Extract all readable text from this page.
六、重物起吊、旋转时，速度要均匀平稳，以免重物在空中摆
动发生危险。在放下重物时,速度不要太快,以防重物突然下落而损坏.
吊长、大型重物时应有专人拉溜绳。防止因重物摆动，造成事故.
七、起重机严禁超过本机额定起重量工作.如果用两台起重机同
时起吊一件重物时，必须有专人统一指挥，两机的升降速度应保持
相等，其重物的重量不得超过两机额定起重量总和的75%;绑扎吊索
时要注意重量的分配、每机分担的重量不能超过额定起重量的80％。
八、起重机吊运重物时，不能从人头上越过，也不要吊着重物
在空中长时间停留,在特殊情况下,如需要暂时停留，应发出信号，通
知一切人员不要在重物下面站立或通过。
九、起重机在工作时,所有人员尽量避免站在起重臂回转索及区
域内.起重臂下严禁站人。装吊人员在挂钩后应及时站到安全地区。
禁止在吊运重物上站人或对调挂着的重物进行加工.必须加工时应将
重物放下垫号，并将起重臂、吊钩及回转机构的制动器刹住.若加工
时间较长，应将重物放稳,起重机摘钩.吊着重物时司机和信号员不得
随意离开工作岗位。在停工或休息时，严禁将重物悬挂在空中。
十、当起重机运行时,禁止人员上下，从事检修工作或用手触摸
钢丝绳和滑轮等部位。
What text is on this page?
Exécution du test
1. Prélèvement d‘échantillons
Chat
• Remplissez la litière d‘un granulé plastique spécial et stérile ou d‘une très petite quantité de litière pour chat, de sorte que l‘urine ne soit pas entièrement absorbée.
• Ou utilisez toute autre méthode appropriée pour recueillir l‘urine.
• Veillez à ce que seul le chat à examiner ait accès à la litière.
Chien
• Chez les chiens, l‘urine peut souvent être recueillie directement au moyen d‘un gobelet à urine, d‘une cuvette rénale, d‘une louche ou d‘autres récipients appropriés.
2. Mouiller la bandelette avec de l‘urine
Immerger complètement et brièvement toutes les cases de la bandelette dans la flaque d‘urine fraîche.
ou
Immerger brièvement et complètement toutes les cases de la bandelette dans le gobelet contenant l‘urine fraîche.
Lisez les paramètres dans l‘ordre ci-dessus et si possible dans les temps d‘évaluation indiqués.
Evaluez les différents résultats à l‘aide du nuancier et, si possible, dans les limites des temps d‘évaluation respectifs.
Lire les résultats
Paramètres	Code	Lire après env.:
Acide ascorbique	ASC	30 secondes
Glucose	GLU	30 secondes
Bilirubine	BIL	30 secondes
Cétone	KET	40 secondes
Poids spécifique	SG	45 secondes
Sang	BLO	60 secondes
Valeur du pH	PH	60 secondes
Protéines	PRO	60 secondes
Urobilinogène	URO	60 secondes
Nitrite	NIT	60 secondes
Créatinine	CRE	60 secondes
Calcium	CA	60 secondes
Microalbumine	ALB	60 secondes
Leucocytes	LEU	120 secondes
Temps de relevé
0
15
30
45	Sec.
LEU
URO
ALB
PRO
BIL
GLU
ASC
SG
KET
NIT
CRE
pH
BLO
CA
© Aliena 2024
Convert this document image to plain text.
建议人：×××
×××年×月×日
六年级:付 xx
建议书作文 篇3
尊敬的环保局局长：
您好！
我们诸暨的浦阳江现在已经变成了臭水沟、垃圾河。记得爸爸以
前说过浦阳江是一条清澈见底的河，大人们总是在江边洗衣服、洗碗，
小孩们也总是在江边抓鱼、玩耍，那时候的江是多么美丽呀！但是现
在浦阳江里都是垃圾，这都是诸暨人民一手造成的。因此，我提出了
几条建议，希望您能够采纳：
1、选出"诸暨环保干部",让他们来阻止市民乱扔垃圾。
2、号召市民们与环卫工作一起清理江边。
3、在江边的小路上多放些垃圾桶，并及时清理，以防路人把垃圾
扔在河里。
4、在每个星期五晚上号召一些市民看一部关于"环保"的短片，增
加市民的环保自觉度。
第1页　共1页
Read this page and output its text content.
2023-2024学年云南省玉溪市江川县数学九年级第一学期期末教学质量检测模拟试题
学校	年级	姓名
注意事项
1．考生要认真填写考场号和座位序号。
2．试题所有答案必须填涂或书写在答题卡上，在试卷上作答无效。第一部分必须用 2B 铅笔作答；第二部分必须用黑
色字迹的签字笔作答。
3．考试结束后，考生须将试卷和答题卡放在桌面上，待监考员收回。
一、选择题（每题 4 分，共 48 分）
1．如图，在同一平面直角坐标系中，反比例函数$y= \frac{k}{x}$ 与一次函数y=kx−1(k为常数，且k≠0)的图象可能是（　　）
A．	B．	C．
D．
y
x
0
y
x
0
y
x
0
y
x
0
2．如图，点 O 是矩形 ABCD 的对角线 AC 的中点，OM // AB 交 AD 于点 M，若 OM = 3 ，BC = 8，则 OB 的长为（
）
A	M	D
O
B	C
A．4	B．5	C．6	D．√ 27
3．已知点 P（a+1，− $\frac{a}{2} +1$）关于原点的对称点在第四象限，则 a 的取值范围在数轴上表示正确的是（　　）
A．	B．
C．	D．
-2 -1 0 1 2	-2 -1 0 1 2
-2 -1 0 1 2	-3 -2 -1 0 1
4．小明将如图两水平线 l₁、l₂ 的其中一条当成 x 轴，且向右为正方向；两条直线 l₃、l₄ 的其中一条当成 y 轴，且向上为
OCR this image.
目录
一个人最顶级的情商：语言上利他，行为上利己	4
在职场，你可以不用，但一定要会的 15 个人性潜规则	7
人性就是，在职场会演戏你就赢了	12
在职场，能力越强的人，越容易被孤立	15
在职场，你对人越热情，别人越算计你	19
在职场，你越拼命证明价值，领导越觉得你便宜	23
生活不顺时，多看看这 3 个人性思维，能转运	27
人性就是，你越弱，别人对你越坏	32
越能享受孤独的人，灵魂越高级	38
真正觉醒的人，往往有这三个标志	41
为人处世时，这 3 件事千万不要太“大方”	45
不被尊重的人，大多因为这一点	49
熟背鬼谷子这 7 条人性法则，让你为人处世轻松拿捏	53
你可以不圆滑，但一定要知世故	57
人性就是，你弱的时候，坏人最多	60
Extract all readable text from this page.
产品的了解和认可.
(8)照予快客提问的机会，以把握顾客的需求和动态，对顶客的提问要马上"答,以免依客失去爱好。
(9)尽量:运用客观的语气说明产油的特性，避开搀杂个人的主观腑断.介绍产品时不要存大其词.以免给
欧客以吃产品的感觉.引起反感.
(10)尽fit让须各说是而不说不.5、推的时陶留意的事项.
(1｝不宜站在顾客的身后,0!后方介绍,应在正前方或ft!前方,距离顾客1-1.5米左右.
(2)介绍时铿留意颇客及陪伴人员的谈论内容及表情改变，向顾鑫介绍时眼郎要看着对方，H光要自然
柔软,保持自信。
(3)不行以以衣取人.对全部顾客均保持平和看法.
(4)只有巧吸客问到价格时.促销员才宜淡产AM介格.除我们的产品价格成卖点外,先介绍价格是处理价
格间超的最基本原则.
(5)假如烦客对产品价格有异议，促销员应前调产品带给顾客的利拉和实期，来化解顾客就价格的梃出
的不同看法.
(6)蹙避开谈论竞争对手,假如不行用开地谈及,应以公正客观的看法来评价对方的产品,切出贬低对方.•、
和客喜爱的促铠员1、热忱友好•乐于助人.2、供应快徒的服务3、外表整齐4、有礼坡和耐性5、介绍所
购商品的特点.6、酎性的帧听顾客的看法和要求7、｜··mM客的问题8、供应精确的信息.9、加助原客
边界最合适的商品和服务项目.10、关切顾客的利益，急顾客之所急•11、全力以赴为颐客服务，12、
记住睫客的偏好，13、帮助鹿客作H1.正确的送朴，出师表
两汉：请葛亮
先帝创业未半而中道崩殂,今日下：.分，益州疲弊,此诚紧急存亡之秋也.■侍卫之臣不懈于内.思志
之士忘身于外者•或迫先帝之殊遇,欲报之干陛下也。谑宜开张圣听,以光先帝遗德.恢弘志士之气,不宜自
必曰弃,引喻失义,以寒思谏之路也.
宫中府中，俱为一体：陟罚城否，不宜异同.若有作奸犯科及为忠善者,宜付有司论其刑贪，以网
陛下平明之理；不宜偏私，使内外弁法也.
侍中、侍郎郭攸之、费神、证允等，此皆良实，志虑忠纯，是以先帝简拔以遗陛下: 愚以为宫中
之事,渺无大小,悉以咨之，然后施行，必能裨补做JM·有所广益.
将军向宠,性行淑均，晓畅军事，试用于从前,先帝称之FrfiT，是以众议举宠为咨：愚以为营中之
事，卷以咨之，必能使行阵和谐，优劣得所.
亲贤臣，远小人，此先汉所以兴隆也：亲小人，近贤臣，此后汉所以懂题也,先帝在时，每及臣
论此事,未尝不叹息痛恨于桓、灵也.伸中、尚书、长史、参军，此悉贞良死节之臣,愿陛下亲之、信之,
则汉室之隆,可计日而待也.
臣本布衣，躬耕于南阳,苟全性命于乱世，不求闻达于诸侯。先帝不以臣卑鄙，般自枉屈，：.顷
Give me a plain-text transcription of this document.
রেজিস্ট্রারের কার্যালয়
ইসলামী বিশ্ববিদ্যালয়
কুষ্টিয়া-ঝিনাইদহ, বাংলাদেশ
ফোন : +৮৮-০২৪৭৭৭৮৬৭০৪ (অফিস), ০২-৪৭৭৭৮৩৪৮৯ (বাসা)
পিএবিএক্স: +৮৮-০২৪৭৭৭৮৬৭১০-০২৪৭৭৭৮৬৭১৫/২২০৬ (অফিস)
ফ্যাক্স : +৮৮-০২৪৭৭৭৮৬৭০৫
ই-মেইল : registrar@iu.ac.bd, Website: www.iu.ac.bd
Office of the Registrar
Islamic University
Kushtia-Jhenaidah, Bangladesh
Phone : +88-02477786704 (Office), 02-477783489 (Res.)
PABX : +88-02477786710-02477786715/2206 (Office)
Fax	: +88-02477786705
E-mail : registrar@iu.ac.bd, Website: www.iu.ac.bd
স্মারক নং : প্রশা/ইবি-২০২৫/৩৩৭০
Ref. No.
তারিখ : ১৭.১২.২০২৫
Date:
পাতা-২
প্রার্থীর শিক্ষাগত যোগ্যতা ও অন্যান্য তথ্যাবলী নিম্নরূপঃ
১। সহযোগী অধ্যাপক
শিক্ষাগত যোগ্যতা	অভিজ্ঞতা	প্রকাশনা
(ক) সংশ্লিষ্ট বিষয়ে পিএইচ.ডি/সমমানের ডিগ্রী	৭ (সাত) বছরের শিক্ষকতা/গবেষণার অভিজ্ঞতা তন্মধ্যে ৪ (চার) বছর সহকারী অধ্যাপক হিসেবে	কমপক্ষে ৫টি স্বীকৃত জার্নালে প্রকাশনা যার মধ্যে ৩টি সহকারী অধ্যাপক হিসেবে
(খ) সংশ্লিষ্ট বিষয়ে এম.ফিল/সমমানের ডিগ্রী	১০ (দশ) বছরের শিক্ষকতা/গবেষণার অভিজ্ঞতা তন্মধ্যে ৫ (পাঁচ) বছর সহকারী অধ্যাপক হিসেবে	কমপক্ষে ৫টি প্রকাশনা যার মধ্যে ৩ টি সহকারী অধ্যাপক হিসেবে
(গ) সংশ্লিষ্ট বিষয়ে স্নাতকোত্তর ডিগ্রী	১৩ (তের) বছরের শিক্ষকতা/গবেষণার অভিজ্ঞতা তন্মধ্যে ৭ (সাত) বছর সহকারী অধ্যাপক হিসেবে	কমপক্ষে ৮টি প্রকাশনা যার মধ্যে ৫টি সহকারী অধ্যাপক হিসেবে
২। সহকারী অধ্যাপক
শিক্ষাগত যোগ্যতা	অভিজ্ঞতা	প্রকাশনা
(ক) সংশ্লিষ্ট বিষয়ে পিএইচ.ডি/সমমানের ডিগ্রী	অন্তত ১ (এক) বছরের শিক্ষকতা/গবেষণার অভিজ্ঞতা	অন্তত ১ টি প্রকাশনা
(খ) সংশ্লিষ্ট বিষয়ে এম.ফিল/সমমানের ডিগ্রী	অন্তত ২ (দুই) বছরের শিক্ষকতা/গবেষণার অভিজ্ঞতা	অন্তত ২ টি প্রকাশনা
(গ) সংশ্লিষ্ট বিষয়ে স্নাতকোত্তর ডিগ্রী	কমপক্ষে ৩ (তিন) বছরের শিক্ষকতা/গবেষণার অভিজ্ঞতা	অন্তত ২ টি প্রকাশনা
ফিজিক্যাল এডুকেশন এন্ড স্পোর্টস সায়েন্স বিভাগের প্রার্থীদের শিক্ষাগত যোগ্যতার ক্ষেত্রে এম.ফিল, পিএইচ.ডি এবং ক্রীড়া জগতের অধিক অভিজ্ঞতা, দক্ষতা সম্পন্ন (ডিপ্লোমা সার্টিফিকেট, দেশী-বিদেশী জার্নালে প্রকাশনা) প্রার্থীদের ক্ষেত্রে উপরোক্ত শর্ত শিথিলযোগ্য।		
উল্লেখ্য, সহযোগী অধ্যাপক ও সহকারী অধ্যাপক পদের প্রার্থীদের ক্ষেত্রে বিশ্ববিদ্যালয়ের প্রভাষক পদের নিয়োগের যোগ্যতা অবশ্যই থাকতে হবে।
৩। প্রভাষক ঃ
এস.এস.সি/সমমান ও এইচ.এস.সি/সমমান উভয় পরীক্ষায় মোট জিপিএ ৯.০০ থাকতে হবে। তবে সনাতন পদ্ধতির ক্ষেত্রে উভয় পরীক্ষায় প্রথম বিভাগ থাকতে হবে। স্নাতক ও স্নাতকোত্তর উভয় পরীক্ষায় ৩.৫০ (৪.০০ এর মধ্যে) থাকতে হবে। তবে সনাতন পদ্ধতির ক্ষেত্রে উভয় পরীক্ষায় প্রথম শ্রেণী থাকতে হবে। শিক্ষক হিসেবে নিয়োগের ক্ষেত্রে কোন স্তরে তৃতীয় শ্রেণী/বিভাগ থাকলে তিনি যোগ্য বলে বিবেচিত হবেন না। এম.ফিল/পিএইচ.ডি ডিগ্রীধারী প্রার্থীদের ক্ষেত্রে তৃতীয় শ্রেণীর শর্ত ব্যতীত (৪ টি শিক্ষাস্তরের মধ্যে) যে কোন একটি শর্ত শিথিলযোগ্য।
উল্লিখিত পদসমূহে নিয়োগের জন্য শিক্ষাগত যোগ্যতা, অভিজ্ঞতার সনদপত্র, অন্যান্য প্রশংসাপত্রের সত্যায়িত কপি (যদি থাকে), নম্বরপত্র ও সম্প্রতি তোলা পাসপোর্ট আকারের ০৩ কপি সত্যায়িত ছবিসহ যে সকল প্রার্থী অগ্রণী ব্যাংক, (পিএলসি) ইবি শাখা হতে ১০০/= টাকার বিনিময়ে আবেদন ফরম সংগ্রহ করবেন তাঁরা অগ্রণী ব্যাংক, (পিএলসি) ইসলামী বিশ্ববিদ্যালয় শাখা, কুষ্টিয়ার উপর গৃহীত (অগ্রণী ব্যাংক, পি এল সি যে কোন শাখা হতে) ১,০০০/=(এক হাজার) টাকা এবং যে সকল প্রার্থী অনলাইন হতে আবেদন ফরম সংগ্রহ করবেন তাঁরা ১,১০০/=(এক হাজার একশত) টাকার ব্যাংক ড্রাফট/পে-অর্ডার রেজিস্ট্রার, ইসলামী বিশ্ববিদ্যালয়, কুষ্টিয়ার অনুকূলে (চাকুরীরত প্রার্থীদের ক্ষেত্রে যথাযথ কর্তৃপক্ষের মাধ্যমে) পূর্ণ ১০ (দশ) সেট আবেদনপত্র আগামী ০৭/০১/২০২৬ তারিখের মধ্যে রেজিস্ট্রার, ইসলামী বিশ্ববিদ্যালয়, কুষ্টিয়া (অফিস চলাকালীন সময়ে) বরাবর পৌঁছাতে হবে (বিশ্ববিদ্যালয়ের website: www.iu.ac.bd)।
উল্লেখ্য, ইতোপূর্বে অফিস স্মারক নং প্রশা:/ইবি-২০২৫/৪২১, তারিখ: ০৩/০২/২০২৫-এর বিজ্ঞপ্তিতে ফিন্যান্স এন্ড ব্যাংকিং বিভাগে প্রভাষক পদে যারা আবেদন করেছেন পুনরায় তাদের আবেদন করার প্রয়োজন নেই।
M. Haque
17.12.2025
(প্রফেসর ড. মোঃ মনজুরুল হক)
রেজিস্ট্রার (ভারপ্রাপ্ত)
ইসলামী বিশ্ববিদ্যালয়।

★ ★ ★ ★ ★

- Problem details
Each line in the data that holds the string "人性就是" should be found and copied.

- Final answer
人性就是，在职场会演戏你就赢了	12
人性就是，你越弱，别人对你越坏	32
人性就是，你弱的时候，坏人最多	60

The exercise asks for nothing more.